**AIM**
Give only the count of lines containing "Bamberg".

— start DATA EXCERPTS —

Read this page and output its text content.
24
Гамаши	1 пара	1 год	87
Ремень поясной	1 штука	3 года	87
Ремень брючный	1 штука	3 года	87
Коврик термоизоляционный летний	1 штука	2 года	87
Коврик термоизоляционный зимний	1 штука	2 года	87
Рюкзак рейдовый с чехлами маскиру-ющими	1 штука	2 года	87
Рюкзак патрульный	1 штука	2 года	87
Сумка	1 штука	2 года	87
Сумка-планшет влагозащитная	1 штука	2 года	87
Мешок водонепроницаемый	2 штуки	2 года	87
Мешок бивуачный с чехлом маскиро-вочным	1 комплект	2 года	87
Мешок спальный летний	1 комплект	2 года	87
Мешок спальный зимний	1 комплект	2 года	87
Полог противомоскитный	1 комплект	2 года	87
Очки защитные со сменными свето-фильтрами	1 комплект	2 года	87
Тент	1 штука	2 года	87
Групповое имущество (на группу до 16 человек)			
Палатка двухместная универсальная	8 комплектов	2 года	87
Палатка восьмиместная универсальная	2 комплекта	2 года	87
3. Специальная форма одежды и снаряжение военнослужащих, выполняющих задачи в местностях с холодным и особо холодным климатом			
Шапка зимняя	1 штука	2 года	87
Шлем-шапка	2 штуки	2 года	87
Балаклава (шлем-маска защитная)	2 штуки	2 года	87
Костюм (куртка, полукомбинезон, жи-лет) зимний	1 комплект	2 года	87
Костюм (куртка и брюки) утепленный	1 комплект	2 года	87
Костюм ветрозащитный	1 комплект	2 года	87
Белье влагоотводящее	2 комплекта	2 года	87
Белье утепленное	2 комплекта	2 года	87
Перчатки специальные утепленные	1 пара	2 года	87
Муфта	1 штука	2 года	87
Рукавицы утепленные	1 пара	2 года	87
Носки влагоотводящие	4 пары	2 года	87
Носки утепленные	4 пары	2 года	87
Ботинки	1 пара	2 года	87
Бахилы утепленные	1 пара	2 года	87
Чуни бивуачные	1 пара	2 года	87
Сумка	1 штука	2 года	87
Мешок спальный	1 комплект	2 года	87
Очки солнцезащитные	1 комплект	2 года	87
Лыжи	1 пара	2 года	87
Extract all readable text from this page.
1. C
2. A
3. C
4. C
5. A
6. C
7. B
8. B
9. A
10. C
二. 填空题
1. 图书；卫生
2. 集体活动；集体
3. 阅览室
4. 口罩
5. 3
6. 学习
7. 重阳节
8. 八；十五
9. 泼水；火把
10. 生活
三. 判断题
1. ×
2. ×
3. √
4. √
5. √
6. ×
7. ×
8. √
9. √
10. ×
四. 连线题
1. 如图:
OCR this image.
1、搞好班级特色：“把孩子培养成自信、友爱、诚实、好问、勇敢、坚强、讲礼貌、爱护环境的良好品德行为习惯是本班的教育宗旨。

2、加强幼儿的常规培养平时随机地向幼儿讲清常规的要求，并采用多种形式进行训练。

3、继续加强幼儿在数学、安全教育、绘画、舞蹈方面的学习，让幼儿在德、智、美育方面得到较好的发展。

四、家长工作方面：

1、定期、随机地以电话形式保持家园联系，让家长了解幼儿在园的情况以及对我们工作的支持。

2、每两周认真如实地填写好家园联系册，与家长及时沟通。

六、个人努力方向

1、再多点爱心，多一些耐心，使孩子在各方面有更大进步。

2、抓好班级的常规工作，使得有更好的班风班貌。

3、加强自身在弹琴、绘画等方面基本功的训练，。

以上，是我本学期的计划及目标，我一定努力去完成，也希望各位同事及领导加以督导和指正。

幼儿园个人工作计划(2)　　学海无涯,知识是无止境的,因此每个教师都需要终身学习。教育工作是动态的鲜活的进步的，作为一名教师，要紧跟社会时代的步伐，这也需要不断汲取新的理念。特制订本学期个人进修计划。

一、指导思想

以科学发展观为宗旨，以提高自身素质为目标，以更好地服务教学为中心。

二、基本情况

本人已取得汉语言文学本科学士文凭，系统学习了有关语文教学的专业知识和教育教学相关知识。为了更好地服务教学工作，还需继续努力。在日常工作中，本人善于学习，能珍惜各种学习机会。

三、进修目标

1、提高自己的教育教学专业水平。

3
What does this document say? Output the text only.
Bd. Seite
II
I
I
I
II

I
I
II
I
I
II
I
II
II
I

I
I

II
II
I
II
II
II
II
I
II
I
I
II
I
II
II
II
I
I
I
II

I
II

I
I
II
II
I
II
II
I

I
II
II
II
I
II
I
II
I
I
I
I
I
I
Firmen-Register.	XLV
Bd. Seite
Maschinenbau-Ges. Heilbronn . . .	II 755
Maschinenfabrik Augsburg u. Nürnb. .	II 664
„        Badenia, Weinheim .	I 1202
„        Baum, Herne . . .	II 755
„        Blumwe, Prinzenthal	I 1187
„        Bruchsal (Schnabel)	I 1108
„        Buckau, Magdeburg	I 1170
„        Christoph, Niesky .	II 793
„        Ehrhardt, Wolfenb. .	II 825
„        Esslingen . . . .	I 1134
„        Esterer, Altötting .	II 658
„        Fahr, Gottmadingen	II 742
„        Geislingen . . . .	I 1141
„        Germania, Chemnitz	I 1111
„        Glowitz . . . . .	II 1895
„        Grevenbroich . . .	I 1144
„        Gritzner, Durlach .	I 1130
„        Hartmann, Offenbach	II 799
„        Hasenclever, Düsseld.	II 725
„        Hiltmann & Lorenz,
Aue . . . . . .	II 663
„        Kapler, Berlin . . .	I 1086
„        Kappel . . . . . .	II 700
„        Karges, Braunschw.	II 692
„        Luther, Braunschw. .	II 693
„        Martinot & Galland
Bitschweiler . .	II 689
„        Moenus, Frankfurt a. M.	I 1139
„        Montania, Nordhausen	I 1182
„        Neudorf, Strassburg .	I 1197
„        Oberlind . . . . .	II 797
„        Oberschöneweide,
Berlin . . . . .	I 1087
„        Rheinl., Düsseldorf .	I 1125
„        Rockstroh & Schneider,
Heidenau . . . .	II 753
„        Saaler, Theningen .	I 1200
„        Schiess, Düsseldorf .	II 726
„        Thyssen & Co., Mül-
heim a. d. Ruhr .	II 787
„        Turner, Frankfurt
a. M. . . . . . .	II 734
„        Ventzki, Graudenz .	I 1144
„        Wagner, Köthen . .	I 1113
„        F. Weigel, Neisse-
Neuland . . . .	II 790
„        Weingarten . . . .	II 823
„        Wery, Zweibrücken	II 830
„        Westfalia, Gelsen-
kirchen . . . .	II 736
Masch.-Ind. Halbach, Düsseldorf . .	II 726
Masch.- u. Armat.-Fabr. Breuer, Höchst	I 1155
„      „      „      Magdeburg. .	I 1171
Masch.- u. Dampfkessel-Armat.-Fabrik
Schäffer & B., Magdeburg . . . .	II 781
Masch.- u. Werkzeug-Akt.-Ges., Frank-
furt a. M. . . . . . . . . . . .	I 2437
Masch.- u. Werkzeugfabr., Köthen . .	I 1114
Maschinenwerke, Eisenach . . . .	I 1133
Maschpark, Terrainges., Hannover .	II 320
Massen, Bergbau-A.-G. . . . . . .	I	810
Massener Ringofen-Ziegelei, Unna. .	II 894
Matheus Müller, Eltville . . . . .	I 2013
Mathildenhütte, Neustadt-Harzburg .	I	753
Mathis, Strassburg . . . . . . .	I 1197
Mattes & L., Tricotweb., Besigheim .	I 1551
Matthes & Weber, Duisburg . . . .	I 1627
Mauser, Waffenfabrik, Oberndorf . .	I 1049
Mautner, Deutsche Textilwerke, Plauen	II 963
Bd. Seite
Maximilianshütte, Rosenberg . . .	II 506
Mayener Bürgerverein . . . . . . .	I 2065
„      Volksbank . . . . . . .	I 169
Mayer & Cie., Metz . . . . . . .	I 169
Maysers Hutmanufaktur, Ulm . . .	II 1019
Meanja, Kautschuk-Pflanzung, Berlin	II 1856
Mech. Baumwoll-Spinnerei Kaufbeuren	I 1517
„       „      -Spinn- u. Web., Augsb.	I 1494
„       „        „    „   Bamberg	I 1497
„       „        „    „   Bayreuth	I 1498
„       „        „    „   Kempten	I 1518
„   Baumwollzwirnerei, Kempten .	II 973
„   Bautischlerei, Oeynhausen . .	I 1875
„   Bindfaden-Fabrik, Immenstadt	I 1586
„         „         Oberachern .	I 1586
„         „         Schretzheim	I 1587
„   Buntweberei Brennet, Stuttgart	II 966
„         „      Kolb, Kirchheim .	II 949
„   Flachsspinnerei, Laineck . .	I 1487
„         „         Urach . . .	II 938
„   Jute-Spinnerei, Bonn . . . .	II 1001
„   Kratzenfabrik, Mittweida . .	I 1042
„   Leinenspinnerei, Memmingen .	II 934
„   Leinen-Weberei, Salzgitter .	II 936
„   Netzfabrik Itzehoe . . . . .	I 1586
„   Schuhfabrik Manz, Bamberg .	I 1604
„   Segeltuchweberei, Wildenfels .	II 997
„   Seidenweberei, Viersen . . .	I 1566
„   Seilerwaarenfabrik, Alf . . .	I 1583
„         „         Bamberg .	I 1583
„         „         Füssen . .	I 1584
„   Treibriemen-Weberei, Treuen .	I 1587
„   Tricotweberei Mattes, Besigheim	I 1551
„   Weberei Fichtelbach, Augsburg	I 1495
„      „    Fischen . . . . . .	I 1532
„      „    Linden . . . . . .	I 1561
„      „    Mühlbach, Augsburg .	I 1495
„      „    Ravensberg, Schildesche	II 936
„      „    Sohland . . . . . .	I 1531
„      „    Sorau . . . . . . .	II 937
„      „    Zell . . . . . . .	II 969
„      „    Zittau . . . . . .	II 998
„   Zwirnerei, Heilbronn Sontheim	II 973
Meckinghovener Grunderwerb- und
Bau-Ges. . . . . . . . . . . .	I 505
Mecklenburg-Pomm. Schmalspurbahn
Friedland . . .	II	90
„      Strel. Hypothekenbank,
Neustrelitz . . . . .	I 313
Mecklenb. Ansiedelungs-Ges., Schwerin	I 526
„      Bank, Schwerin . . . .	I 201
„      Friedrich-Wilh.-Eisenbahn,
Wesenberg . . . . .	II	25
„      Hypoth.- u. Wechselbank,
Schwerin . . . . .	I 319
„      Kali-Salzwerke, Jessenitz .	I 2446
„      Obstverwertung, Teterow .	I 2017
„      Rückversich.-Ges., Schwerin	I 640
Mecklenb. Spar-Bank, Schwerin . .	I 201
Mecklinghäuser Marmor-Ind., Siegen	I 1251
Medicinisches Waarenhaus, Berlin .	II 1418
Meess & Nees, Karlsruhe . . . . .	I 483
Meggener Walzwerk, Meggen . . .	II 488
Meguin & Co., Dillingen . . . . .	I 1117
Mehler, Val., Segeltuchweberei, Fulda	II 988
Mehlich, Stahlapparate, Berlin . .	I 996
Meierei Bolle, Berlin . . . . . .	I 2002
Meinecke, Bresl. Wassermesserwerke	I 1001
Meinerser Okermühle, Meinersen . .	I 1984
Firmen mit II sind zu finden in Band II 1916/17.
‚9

— end DATA EXCERPTS —

**ANSWER FOR THE TASK**
3